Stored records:
— Start —
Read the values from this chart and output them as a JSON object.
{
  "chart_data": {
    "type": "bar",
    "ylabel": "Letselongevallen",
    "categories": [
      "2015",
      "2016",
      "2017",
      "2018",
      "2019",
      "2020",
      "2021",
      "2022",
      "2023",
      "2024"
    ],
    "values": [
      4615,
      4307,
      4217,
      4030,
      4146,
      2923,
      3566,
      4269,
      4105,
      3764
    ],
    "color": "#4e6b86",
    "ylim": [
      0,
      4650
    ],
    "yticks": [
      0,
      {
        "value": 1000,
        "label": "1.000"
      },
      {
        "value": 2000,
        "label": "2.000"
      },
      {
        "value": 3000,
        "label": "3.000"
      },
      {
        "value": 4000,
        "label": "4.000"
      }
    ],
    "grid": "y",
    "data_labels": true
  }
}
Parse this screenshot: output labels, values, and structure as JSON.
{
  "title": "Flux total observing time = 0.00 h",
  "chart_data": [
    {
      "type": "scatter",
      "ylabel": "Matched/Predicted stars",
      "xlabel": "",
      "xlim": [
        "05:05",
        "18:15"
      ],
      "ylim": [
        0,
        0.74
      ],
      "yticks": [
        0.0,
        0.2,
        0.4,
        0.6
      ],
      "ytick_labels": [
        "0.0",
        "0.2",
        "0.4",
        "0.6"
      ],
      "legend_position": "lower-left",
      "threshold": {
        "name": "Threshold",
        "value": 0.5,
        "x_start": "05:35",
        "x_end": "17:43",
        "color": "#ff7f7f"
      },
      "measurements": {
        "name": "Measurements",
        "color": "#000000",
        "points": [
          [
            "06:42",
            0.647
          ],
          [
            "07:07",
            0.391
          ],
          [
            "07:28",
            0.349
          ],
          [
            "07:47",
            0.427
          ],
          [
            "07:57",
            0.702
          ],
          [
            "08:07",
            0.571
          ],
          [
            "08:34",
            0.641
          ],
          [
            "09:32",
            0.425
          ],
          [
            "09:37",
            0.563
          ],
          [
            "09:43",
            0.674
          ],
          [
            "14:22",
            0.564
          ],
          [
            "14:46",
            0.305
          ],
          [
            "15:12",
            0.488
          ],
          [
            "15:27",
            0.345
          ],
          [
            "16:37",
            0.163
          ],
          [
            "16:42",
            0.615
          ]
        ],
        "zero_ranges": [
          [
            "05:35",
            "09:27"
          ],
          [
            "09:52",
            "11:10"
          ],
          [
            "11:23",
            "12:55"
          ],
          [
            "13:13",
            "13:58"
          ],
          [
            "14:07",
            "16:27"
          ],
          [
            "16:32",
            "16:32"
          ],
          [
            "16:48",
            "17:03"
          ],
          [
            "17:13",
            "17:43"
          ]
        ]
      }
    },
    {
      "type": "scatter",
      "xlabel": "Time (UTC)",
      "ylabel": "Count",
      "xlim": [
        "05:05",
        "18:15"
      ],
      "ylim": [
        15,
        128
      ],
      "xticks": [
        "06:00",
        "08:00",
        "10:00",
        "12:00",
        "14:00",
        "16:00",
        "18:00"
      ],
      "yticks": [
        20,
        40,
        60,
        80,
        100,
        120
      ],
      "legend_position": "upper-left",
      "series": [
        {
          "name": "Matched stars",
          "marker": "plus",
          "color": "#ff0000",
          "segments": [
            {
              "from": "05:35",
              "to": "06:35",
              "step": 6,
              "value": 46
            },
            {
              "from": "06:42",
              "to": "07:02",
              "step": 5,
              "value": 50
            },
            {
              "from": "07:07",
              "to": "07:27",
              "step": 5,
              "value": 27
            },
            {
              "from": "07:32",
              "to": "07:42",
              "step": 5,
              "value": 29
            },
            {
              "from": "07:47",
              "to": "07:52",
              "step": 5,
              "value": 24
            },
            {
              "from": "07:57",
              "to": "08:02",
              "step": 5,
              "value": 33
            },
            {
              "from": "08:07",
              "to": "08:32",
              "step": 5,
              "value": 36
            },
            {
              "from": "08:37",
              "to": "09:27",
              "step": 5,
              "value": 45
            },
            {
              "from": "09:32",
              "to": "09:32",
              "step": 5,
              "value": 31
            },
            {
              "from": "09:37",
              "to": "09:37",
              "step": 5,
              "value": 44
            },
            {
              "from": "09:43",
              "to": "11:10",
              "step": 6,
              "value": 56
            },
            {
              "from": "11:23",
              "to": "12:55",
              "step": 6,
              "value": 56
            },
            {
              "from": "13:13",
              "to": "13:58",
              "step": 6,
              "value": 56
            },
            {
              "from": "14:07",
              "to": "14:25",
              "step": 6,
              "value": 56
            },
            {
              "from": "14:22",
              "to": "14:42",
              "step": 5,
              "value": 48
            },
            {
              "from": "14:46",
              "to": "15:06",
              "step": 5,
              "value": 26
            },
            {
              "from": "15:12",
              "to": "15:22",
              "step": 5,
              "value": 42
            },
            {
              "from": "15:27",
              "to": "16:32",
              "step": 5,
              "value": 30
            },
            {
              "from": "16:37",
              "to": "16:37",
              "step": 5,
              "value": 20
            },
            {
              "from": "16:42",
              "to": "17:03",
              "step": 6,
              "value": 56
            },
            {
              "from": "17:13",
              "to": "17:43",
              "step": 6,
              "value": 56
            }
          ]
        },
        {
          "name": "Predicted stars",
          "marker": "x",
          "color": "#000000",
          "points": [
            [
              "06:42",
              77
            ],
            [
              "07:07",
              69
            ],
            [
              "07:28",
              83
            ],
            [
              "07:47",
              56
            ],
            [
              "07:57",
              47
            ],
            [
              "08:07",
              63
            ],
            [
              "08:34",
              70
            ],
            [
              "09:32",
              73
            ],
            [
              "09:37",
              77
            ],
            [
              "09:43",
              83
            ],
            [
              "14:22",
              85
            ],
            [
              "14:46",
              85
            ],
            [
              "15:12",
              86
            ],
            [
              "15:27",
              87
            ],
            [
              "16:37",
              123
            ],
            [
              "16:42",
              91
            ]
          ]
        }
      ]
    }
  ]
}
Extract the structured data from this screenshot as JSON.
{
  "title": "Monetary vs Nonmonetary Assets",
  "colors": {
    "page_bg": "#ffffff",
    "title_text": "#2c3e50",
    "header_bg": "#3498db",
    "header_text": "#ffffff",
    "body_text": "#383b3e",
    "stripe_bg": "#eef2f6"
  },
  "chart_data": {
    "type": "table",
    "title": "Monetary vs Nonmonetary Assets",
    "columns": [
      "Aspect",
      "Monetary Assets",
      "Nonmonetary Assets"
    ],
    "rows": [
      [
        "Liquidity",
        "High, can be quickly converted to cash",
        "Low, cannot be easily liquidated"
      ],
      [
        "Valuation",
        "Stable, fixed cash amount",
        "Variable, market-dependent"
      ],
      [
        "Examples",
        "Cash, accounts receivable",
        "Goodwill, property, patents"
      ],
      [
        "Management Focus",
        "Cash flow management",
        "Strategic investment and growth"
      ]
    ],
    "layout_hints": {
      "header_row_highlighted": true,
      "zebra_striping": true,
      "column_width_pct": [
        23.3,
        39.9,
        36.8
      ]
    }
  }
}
— End —
Exercise instructions:
Gather up every line from the listing above in which the word "stars" occurs.

Correct result:
      "ylabel": "Matched/Predicted stars",
          "name": "Matched stars",
          "name": "Predicted stars",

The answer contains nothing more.